* **Data supplied**
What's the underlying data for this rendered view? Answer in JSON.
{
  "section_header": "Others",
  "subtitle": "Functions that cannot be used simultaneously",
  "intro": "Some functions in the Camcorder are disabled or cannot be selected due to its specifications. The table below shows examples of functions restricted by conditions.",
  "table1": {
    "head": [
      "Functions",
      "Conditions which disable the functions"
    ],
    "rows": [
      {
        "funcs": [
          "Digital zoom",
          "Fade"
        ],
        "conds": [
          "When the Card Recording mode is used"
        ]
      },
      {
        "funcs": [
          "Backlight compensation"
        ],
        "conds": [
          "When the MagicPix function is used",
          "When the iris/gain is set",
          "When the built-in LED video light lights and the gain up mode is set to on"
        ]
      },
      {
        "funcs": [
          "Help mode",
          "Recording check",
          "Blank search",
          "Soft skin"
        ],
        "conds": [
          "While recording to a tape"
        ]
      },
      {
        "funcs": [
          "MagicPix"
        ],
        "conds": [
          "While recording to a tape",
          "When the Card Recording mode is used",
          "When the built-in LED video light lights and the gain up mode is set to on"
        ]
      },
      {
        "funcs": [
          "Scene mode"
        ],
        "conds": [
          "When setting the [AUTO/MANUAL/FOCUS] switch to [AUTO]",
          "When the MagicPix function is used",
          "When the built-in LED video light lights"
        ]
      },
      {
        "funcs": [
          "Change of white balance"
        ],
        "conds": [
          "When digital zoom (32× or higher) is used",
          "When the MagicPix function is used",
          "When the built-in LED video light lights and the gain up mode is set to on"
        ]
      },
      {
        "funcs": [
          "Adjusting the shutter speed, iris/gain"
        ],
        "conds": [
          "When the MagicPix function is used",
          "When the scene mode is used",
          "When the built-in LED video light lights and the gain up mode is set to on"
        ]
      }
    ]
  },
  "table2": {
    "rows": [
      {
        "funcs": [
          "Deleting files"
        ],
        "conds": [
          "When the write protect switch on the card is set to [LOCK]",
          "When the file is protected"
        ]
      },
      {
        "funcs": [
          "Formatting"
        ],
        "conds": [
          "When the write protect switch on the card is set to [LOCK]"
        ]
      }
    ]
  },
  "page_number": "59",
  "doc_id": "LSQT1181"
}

* **Exercise task**
Go back to the listing above and please repeat it exactly.

* **Finished task**
What's the underlying data for this rendered view? Answer in JSON.
{
  "section_header": "Others",
  "subtitle": "Functions that cannot be used simultaneously",
  "intro": "Some functions in the Camcorder are disabled or cannot be selected due to its specifications. The table below shows examples of functions restricted by conditions.",
  "table1": {
    "head": [
      "Functions",
      "Conditions which disable the functions"
    ],
    "rows": [
      {
        "funcs": [
          "Digital zoom",
          "Fade"
        ],
        "conds": [
          "When the Card Recording mode is used"
        ]
      },
      {
        "funcs": [
          "Backlight compensation"
        ],
        "conds": [
          "When the MagicPix function is used",
          "When the iris/gain is set",
          "When the built-in LED video light lights and the gain up mode is set to on"
        ]
      },
      {
        "funcs": [
          "Help mode",
          "Recording check",
          "Blank search",
          "Soft skin"
        ],
        "conds": [
          "While recording to a tape"
        ]
      },
      {
        "funcs": [
          "MagicPix"
        ],
        "conds": [
          "While recording to a tape",
          "When the Card Recording mode is used",
          "When the built-in LED video light lights and the gain up mode is set to on"
        ]
      },
      {
        "funcs": [
          "Scene mode"
        ],
        "conds": [
          "When setting the [AUTO/MANUAL/FOCUS] switch to [AUTO]",
          "When the MagicPix function is used",
          "When the built-in LED video light lights"
        ]
      },
      {
        "funcs": [
          "Change of white balance"
        ],
        "conds": [
          "When digital zoom (32× or higher) is used",
          "When the MagicPix function is used",
          "When the built-in LED video light lights and the gain up mode is set to on"
        ]
      },
      {
        "funcs": [
          "Adjusting the shutter speed, iris/gain"
        ],
        "conds": [
          "When the MagicPix function is used",
          "When the scene mode is used",
          "When the built-in LED video light lights and the gain up mode is set to on"
        ]
      }
    ]
  },
  "table2": {
    "rows": [
      {
        "funcs": [
          "Deleting files"
        ],
        "conds": [
          "When the write protect switch on the card is set to [LOCK]",
          "When the file is protected"
        ]
      },
      {
        "funcs": [
          "Formatting"
        ],
        "conds": [
          "When the write protect switch on the card is set to [LOCK]"
        ]
      }
    ]
  },
  "page_number": "59",
  "doc_id": "LSQT1181"
}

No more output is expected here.